Stored records
------------
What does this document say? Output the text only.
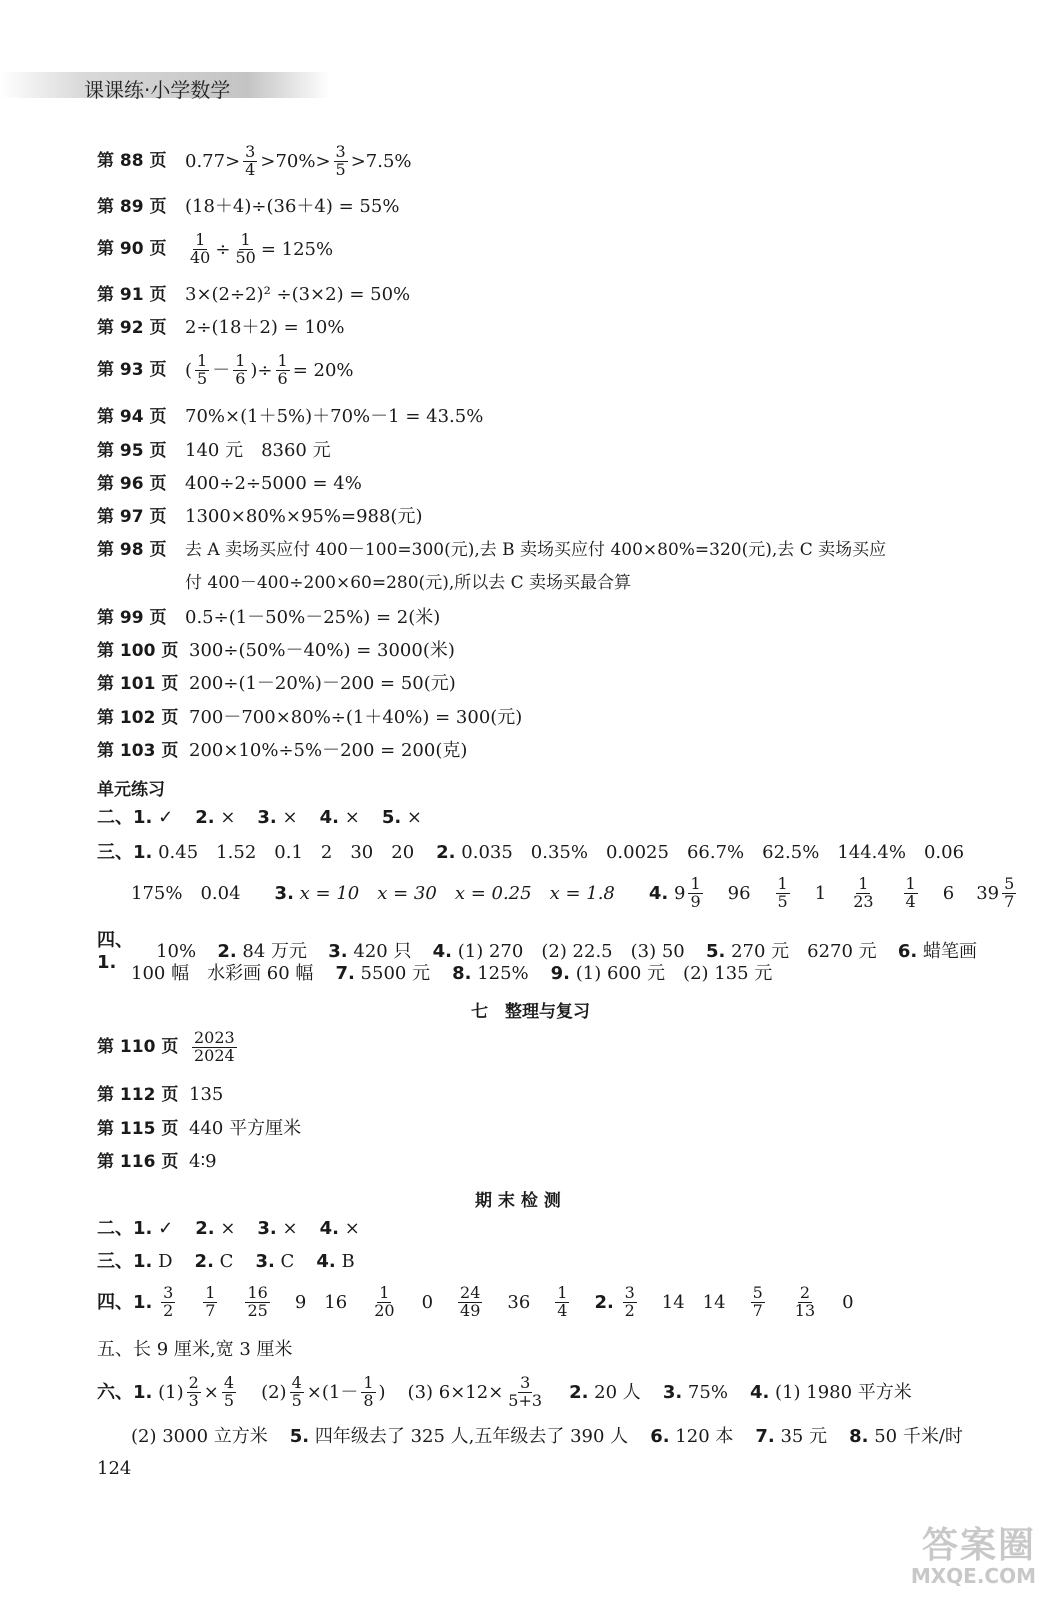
课课练·小学数学
第 88 页	$0.77> \frac{3}{4} >70\%> \frac{3}{5} >7.5\%$
第 89 页	(18＋4)÷(36＋4) = 55%
第 90 页	$\frac{1}{40} \div \frac{1}{50} = 125\%$
第 91 页	3×(2÷2)² ÷(3×2) = 50%
第 92 页	2÷(18＋2) = 10%
第 93 页	( $\frac{1}{5} - \frac{1}{6}$ )÷ $\frac{1}{6} = 20\%$
第 94 页	70%×(1＋5%)＋70%－1 = 43.5%
第 95 页	140 元　8360 元
第 96 页	400÷2÷5000 = 4%
第 97 页	1300×80%×95%=988(元)
第 98 页	去 A 卖场买应付 400－100=300(元),去 B 卖场买应付 400×80%=320(元),去 C 卖场买应
付 400－400÷200×60=280(元),所以去 C 卖场买最合算
第 99 页	0.5÷(1－50%－25%) = 2(米)
第 100 页 300÷(50%－40%) = 3000(米)
第 101 页 200÷(1－20%)－200 = 50(元)
第 102 页 700－700×80%÷(1＋40%) = 300(元)
第 103 页 200×10%÷5%－200 = 200(克)
单元练习
二、1.
✓ 2.
× 3.
× 4.
× 5.
×
三、1.
0.45　1.52　0.1　2　30　20 2.
0.035　0.35%　0.0025　66.7%　62.5%　144.4%　0.06
175%　0.04 3.
x = 10　x = 30　x = 0.25　x = 1.8 4.
$9 \frac{1}{9} 96 \frac{1}{5} 1 \frac{1}{23} \frac{1}{4} 6$ $39 \frac{5}{7}$
四、1.

10% 2.
84 万元 3.
420 只 4.
(1) 270　(2) 22.5　(3) 50 5.
270 元　6270 元 6.
蜡笔画
100 幅　水彩画 60 幅 7.
5500 元 8.
125% 9.
(1) 600 元　(2) 135 元
七　整理与复习
第 110 页 $\frac{2023}{2024}$
第 112 页 135
第 115 页 440 平方厘米
第 116 页 4∶9
期 末 检 测
二、1.
✓ 2.
× 3.
× 4.
×
三、1.
D 2.
C 3.
C 4.
B
四、1.
$\frac{3}{2} \frac{1}{7} \frac{16}{25} 9$　$16 \frac{1}{20} 0 \frac{24}{49} 36 \frac{1}{4} 2$.
$\frac{3}{2} 14$　$14 \frac{5}{7} \frac{2}{13} 0$
五、长 9 厘米,宽 3 厘米
六、1.
$(1) \frac{2}{3} \times \frac{4}{5} (2) \frac{4}{5} \times(1- \frac{1}{8}$ ) (3) $6\times 12\times \frac{3}{5+3} 2$.
20 人 3.
75% 4.
(1) 1980 平方米
(2) 3000 立方米 5.
四年级去了 325 人,五年级去了 390 人 6.
120 本 7.
35 元 8.
50 千米/时
124
答案圈
MXQE.COM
------------
Aim of the exercise: Every line of text is to be repeated exactly; pictures are left out.

Solution:
What does this document say? Output the text only.
课课练·小学数学
第 88 页	$0.77> \frac{3}{4} >70\%> \frac{3}{5} >7.5\%$
第 89 页	(18＋4)÷(36＋4) = 55%
第 90 页	$\frac{1}{40} \div \frac{1}{50} = 125\%$
第 91 页	3×(2÷2)² ÷(3×2) = 50%
第 92 页	2÷(18＋2) = 10%
第 93 页	( $\frac{1}{5} - \frac{1}{6}$ )÷ $\frac{1}{6} = 20\%$
第 94 页	70%×(1＋5%)＋70%－1 = 43.5%
第 95 页	140 元　8360 元
第 96 页	400÷2÷5000 = 4%
第 97 页	1300×80%×95%=988(元)
第 98 页	去 A 卖场买应付 400－100=300(元),去 B 卖场买应付 400×80%=320(元),去 C 卖场买应
付 400－400÷200×60=280(元),所以去 C 卖场买最合算
第 99 页	0.5÷(1－50%－25%) = 2(米)
第 100 页 300÷(50%－40%) = 3000(米)
第 101 页 200÷(1－20%)－200 = 50(元)
第 102 页 700－700×80%÷(1＋40%) = 300(元)
第 103 页 200×10%÷5%－200 = 200(克)
单元练习
二、1.
✓ 2.
× 3.
× 4.
× 5.
×
三、1.
0.45　1.52　0.1　2　30　20 2.
0.035　0.35%　0.0025　66.7%　62.5%　144.4%　0.06
175%　0.04 3.
x = 10　x = 30　x = 0.25　x = 1.8 4.
$9 \frac{1}{9} 96 \frac{1}{5} 1 \frac{1}{23} \frac{1}{4} 6$ $39 \frac{5}{7}$
四、1.

10% 2.
84 万元 3.
420 只 4.
(1) 270　(2) 22.5　(3) 50 5.
270 元　6270 元 6.
蜡笔画
100 幅　水彩画 60 幅 7.
5500 元 8.
125% 9.
(1) 600 元　(2) 135 元
七　整理与复习
第 110 页 $\frac{2023}{2024}$
第 112 页 135
第 115 页 440 平方厘米
第 116 页 4∶9
期 末 检 测
二、1.
✓ 2.
× 3.
× 4.
×
三、1.
D 2.
C 3.
C 4.
B
四、1.
$\frac{3}{2} \frac{1}{7} \frac{16}{25} 9$　$16 \frac{1}{20} 0 \frac{24}{49} 36 \frac{1}{4} 2$.
$\frac{3}{2} 14$　$14 \frac{5}{7} \frac{2}{13} 0$
五、长 9 厘米,宽 3 厘米
六、1.
$(1) \frac{2}{3} \times \frac{4}{5} (2) \frac{4}{5} \times(1- \frac{1}{8}$ ) (3) $6\times 12\times \frac{3}{5+3} 2$.
20 人 3.
75% 4.
(1) 1980 平方米
(2) 3000 立方米 5.
四年级去了 325 人,五年级去了 390 人 6.
120 本 7.
35 元 8.
50 千米/时
124
答案圈
MXQE.COM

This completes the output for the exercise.